*GOAL OF THE EXERCISE*: Leave the pictures out and transcribe every record exactly.

*GIVEN ENTRIES*:
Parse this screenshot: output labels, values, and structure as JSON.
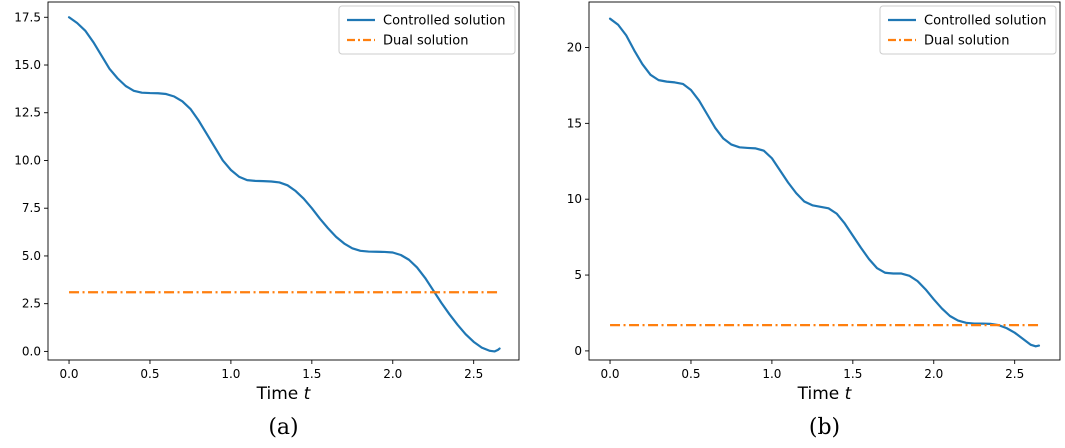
{
  "chart_data": [
    {
      "type": "line",
      "caption": "(a)",
      "xlabel": "Time",
      "xlabel_var": "t",
      "ylabel": "",
      "xlim": [
        -0.13,
        2.78
      ],
      "ylim": [
        -0.45,
        18.3
      ],
      "xticks": [
        0.0,
        0.5,
        1.0,
        1.5,
        2.0,
        2.5
      ],
      "xtick_labels": [
        "0.0",
        "0.5",
        "1.0",
        "1.5",
        "2.0",
        "2.5"
      ],
      "yticks": [
        0.0,
        2.5,
        5.0,
        7.5,
        10.0,
        12.5,
        15.0,
        17.5
      ],
      "ytick_labels": [
        "0.0",
        "2.5",
        "5.0",
        "7.5",
        "10.0",
        "12.5",
        "15.0",
        "17.5"
      ],
      "legend_position": "top-right",
      "grid": false,
      "series": [
        {
          "name": "Controlled solution",
          "color": "#1f77b4",
          "style": "solid",
          "x": [
            0.0,
            0.05,
            0.1,
            0.15,
            0.2,
            0.25,
            0.3,
            0.35,
            0.4,
            0.45,
            0.5,
            0.55,
            0.6,
            0.65,
            0.7,
            0.75,
            0.8,
            0.85,
            0.9,
            0.95,
            1.0,
            1.05,
            1.1,
            1.15,
            1.2,
            1.25,
            1.3,
            1.35,
            1.4,
            1.45,
            1.5,
            1.55,
            1.6,
            1.65,
            1.7,
            1.75,
            1.8,
            1.85,
            1.9,
            1.95,
            2.0,
            2.05,
            2.1,
            2.15,
            2.2,
            2.25,
            2.3,
            2.35,
            2.4,
            2.45,
            2.5,
            2.55,
            2.6,
            2.63,
            2.65,
            2.66
          ],
          "y": [
            17.5,
            17.2,
            16.8,
            16.2,
            15.5,
            14.8,
            14.3,
            13.9,
            13.65,
            13.55,
            13.53,
            13.52,
            13.48,
            13.35,
            13.1,
            12.7,
            12.1,
            11.4,
            10.7,
            10.0,
            9.5,
            9.15,
            8.97,
            8.93,
            8.92,
            8.9,
            8.85,
            8.7,
            8.4,
            8.0,
            7.5,
            6.95,
            6.45,
            6.0,
            5.65,
            5.4,
            5.27,
            5.23,
            5.22,
            5.21,
            5.18,
            5.05,
            4.8,
            4.4,
            3.85,
            3.2,
            2.55,
            1.95,
            1.4,
            0.9,
            0.5,
            0.2,
            0.03,
            0.0,
            0.08,
            0.15
          ]
        },
        {
          "name": "Dual solution",
          "color": "#ff7f0e",
          "style": "dashdot",
          "x": [
            0.0,
            2.65
          ],
          "y": [
            3.1,
            3.1
          ]
        }
      ]
    },
    {
      "type": "line",
      "caption": "(b)",
      "xlabel": "Time",
      "xlabel_var": "t",
      "ylabel": "",
      "xlim": [
        -0.13,
        2.78
      ],
      "ylim": [
        -0.6,
        23.0
      ],
      "xticks": [
        0.0,
        0.5,
        1.0,
        1.5,
        2.0,
        2.5
      ],
      "xtick_labels": [
        "0.0",
        "0.5",
        "1.0",
        "1.5",
        "2.0",
        "2.5"
      ],
      "yticks": [
        0,
        5,
        10,
        15,
        20
      ],
      "ytick_labels": [
        "0",
        "5",
        "10",
        "15",
        "20"
      ],
      "legend_position": "top-right",
      "grid": false,
      "series": [
        {
          "name": "Controlled solution",
          "color": "#1f77b4",
          "style": "solid",
          "x": [
            0.0,
            0.05,
            0.1,
            0.15,
            0.2,
            0.25,
            0.3,
            0.35,
            0.4,
            0.45,
            0.5,
            0.55,
            0.6,
            0.65,
            0.7,
            0.75,
            0.8,
            0.85,
            0.9,
            0.95,
            1.0,
            1.05,
            1.1,
            1.15,
            1.2,
            1.25,
            1.3,
            1.35,
            1.4,
            1.45,
            1.5,
            1.55,
            1.6,
            1.65,
            1.7,
            1.75,
            1.8,
            1.85,
            1.9,
            1.95,
            2.0,
            2.05,
            2.1,
            2.15,
            2.2,
            2.25,
            2.3,
            2.35,
            2.4,
            2.45,
            2.5,
            2.55,
            2.6,
            2.63,
            2.65
          ],
          "y": [
            21.9,
            21.5,
            20.8,
            19.8,
            18.9,
            18.2,
            17.85,
            17.75,
            17.7,
            17.6,
            17.2,
            16.5,
            15.6,
            14.7,
            14.0,
            13.6,
            13.42,
            13.38,
            13.35,
            13.2,
            12.7,
            11.9,
            11.1,
            10.4,
            9.85,
            9.6,
            9.5,
            9.4,
            9.05,
            8.4,
            7.6,
            6.8,
            6.05,
            5.45,
            5.15,
            5.1,
            5.1,
            4.95,
            4.6,
            4.05,
            3.4,
            2.8,
            2.3,
            2.0,
            1.85,
            1.8,
            1.8,
            1.78,
            1.7,
            1.5,
            1.2,
            0.8,
            0.4,
            0.3,
            0.35
          ]
        },
        {
          "name": "Dual solution",
          "color": "#ff7f0e",
          "style": "dashdot",
          "x": [
            0.0,
            2.65
          ],
          "y": [
            1.7,
            1.7
          ]
        }
      ]
    }
  ]
}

*EXERCISE SOLUTION*:
Parse this screenshot: output labels, values, and structure as JSON.
{
  "chart_data": [
    {
      "type": "line",
      "caption": "(a)",
      "xlabel": "Time",
      "xlabel_var": "t",
      "ylabel": "",
      "xlim": [
        -0.13,
        2.78
      ],
      "ylim": [
        -0.45,
        18.3
      ],
      "xticks": [
        0.0,
        0.5,
        1.0,
        1.5,
        2.0,
        2.5
      ],
      "xtick_labels": [
        "0.0",
        "0.5",
        "1.0",
        "1.5",
        "2.0",
        "2.5"
      ],
      "yticks": [
        0.0,
        2.5,
        5.0,
        7.5,
        10.0,
        12.5,
        15.0,
        17.5
      ],
      "ytick_labels": [
        "0.0",
        "2.5",
        "5.0",
        "7.5",
        "10.0",
        "12.5",
        "15.0",
        "17.5"
      ],
      "legend_position": "top-right",
      "grid": false,
      "series": [
        {
          "name": "Controlled solution",
          "color": "#1f77b4",
          "style": "solid",
          "x": [
            0.0,
            0.05,
            0.1,
            0.15,
            0.2,
            0.25,
            0.3,
            0.35,
            0.4,
            0.45,
            0.5,
            0.55,
            0.6,
            0.65,
            0.7,
            0.75,
            0.8,
            0.85,
            0.9,
            0.95,
            1.0,
            1.05,
            1.1,
            1.15,
            1.2,
            1.25,
            1.3,
            1.35,
            1.4,
            1.45,
            1.5,
            1.55,
            1.6,
            1.65,
            1.7,
            1.75,
            1.8,
            1.85,
            1.9,
            1.95,
            2.0,
            2.05,
            2.1,
            2.15,
            2.2,
            2.25,
            2.3,
            2.35,
            2.4,
            2.45,
            2.5,
            2.55,
            2.6,
            2.63,
            2.65,
            2.66
          ],
          "y": [
            17.5,
            17.2,
            16.8,
            16.2,
            15.5,
            14.8,
            14.3,
            13.9,
            13.65,
            13.55,
            13.53,
            13.52,
            13.48,
            13.35,
            13.1,
            12.7,
            12.1,
            11.4,
            10.7,
            10.0,
            9.5,
            9.15,
            8.97,
            8.93,
            8.92,
            8.9,
            8.85,
            8.7,
            8.4,
            8.0,
            7.5,
            6.95,
            6.45,
            6.0,
            5.65,
            5.4,
            5.27,
            5.23,
            5.22,
            5.21,
            5.18,
            5.05,
            4.8,
            4.4,
            3.85,
            3.2,
            2.55,
            1.95,
            1.4,
            0.9,
            0.5,
            0.2,
            0.03,
            0.0,
            0.08,
            0.15
          ]
        },
        {
          "name": "Dual solution",
          "color": "#ff7f0e",
          "style": "dashdot",
          "x": [
            0.0,
            2.65
          ],
          "y": [
            3.1,
            3.1
          ]
        }
      ]
    },
    {
      "type": "line",
      "caption": "(b)",
      "xlabel": "Time",
      "xlabel_var": "t",
      "ylabel": "",
      "xlim": [
        -0.13,
        2.78
      ],
      "ylim": [
        -0.6,
        23.0
      ],
      "xticks": [
        0.0,
        0.5,
        1.0,
        1.5,
        2.0,
        2.5
      ],
      "xtick_labels": [
        "0.0",
        "0.5",
        "1.0",
        "1.5",
        "2.0",
        "2.5"
      ],
      "yticks": [
        0,
        5,
        10,
        15,
        20
      ],
      "ytick_labels": [
        "0",
        "5",
        "10",
        "15",
        "20"
      ],
      "legend_position": "top-right",
      "grid": false,
      "series": [
        {
          "name": "Controlled solution",
          "color": "#1f77b4",
          "style": "solid",
          "x": [
            0.0,
            0.05,
            0.1,
            0.15,
            0.2,
            0.25,
            0.3,
            0.35,
            0.4,
            0.45,
            0.5,
            0.55,
            0.6,
            0.65,
            0.7,
            0.75,
            0.8,
            0.85,
            0.9,
            0.95,
            1.0,
            1.05,
            1.1,
            1.15,
            1.2,
            1.25,
            1.3,
            1.35,
            1.4,
            1.45,
            1.5,
            1.55,
            1.6,
            1.65,
            1.7,
            1.75,
            1.8,
            1.85,
            1.9,
            1.95,
            2.0,
            2.05,
            2.1,
            2.15,
            2.2,
            2.25,
            2.3,
            2.35,
            2.4,
            2.45,
            2.5,
            2.55,
            2.6,
            2.63,
            2.65
          ],
          "y": [
            21.9,
            21.5,
            20.8,
            19.8,
            18.9,
            18.2,
            17.85,
            17.75,
            17.7,
            17.6,
            17.2,
            16.5,
            15.6,
            14.7,
            14.0,
            13.6,
            13.42,
            13.38,
            13.35,
            13.2,
            12.7,
            11.9,
            11.1,
            10.4,
            9.85,
            9.6,
            9.5,
            9.4,
            9.05,
            8.4,
            7.6,
            6.8,
            6.05,
            5.45,
            5.15,
            5.1,
            5.1,
            4.95,
            4.6,
            4.05,
            3.4,
            2.8,
            2.3,
            2.0,
            1.85,
            1.8,
            1.8,
            1.78,
            1.7,
            1.5,
            1.2,
            0.8,
            0.4,
            0.3,
            0.35
          ]
        },
        {
          "name": "Dual solution",
          "color": "#ff7f0e",
          "style": "dashdot",
          "x": [
            0.0,
            2.65
          ],
          "y": [
            1.7,
            1.7
          ]
        }
      ]
    }
  ]
}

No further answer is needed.